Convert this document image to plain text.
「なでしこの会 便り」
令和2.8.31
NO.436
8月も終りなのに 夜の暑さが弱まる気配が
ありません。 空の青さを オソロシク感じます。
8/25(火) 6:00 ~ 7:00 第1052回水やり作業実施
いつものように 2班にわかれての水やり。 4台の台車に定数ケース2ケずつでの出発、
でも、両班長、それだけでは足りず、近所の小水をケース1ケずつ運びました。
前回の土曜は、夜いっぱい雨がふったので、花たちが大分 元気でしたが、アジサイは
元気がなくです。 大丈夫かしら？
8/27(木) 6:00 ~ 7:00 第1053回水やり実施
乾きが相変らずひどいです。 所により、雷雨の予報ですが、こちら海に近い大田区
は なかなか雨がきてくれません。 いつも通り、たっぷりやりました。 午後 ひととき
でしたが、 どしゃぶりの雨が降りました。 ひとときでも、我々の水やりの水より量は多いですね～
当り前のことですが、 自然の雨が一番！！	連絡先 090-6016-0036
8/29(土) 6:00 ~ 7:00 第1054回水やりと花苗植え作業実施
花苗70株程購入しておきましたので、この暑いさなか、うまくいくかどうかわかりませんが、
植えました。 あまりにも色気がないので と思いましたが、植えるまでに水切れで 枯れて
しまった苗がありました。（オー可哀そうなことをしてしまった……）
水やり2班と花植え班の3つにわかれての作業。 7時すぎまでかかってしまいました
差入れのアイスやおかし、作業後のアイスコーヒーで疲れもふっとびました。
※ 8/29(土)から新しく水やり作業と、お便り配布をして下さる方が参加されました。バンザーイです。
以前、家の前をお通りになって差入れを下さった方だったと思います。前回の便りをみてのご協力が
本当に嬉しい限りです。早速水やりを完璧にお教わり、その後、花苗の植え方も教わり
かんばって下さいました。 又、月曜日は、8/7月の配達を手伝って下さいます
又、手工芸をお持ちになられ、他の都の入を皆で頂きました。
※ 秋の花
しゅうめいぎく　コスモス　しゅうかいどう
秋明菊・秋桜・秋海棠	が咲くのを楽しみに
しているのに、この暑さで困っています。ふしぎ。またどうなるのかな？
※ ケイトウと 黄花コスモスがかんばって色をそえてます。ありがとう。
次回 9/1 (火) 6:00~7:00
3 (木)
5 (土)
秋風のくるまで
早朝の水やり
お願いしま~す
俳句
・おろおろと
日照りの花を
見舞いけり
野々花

------

**Set problem**
Extract every record. Keep wording exact.

**Problem solution**
Convert this document image to plain text.
「なでしこの会 便り」
令和2.8.31
NO.436
8月も終りなのに 夜の暑さが弱まる気配が
ありません。 空の青さを オソロシク感じます。
8/25(火) 6:00 ~ 7:00 第1052回水やり作業実施
いつものように 2班にわかれての水やり。 4台の台車に定数ケース2ケずつでの出発、
でも、両班長、それだけでは足りず、近所の小水をケース1ケずつ運びました。
前回の土曜は、夜いっぱい雨がふったので、花たちが大分 元気でしたが、アジサイは
元気がなくです。 大丈夫かしら？
8/27(木) 6:00 ~ 7:00 第1053回水やり実施
乾きが相変らずひどいです。 所により、雷雨の予報ですが、こちら海に近い大田区
は なかなか雨がきてくれません。 いつも通り、たっぷりやりました。 午後 ひととき
でしたが、 どしゃぶりの雨が降りました。 ひとときでも、我々の水やりの水より量は多いですね～
当り前のことですが、 自然の雨が一番！！	連絡先 090-6016-0036
8/29(土) 6:00 ~ 7:00 第1054回水やりと花苗植え作業実施
花苗70株程購入しておきましたので、この暑いさなか、うまくいくかどうかわかりませんが、
植えました。 あまりにも色気がないので と思いましたが、植えるまでに水切れで 枯れて
しまった苗がありました。（オー可哀そうなことをしてしまった……）
水やり2班と花植え班の3つにわかれての作業。 7時すぎまでかかってしまいました
差入れのアイスやおかし、作業後のアイスコーヒーで疲れもふっとびました。
※ 8/29(土)から新しく水やり作業と、お便り配布をして下さる方が参加されました。バンザーイです。
以前、家の前をお通りになって差入れを下さった方だったと思います。前回の便りをみてのご協力が
本当に嬉しい限りです。早速水やりを完璧にお教わり、その後、花苗の植え方も教わり
かんばって下さいました。 又、月曜日は、8/7月の配達を手伝って下さいます
又、手工芸をお持ちになられ、他の都の入を皆で頂きました。
※ 秋の花
しゅうめいぎく　コスモス　しゅうかいどう
秋明菊・秋桜・秋海棠	が咲くのを楽しみに
しているのに、この暑さで困っています。ふしぎ。またどうなるのかな？
※ ケイトウと 黄花コスモスがかんばって色をそえてます。ありがとう。
次回 9/1 (火) 6:00~7:00
3 (木)
5 (土)
秋風のくるまで
早朝の水やり
お願いしま~す
俳句
・おろおろと
日照りの花を
見舞いけり
野々花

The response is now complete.